WORK TO COMPLETE → Copy, word for word, everything from the start of the entries down to the line that contains "0, 1307, 440]", including both of those lines.

ENTRIES →
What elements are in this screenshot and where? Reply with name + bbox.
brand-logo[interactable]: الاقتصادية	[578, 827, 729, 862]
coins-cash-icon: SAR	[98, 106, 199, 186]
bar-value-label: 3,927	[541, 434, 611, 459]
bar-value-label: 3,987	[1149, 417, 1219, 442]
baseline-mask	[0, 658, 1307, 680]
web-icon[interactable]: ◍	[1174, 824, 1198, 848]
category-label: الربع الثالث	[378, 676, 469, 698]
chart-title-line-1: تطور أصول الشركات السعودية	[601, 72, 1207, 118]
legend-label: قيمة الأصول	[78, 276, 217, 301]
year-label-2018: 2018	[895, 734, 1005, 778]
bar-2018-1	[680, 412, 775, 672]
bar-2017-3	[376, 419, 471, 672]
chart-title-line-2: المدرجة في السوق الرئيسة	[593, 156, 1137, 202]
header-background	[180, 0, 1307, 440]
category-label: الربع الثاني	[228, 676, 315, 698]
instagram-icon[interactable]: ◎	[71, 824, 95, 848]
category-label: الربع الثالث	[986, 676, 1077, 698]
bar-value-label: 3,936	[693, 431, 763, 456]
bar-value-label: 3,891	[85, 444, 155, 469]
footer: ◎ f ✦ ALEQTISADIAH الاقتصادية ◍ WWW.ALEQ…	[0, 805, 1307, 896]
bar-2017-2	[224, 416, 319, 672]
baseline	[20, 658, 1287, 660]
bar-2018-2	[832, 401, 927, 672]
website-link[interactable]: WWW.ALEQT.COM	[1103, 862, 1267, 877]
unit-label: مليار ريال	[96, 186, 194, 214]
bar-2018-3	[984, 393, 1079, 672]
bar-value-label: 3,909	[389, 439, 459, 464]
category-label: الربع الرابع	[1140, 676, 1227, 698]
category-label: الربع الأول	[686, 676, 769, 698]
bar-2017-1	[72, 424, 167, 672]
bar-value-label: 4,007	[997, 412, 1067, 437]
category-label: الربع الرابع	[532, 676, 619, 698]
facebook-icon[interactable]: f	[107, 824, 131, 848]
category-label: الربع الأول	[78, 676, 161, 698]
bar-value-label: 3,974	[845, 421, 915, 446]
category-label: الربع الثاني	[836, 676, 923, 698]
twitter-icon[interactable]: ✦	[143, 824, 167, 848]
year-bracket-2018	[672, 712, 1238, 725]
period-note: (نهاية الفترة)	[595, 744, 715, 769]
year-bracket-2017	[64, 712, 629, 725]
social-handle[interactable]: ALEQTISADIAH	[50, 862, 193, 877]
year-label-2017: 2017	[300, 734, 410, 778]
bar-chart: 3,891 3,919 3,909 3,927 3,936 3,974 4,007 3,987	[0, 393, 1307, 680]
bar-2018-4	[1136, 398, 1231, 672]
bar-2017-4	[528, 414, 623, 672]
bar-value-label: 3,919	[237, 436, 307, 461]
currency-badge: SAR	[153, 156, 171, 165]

RESPONSE TO THE TASK →
What elements are in this screenshot and where? Reply with name + bbox.
brand-logo[interactable]: الاقتصادية	[578, 827, 729, 862]
coins-cash-icon: SAR	[98, 106, 199, 186]
bar-value-label: 3,927	[541, 434, 611, 459]
bar-value-label: 3,987	[1149, 417, 1219, 442]
baseline-mask	[0, 658, 1307, 680]
web-icon[interactable]: ◍	[1174, 824, 1198, 848]
category-label: الربع الثالث	[378, 676, 469, 698]
chart-title-line-1: تطور أصول الشركات السعودية	[601, 72, 1207, 118]
legend-label: قيمة الأصول	[78, 276, 217, 301]
year-label-2018: 2018	[895, 734, 1005, 778]
bar-2018-1	[680, 412, 775, 672]
bar-2017-3	[376, 419, 471, 672]
chart-title-line-2: المدرجة في السوق الرئيسة	[593, 156, 1137, 202]
header-background	[180, 0, 1307, 440]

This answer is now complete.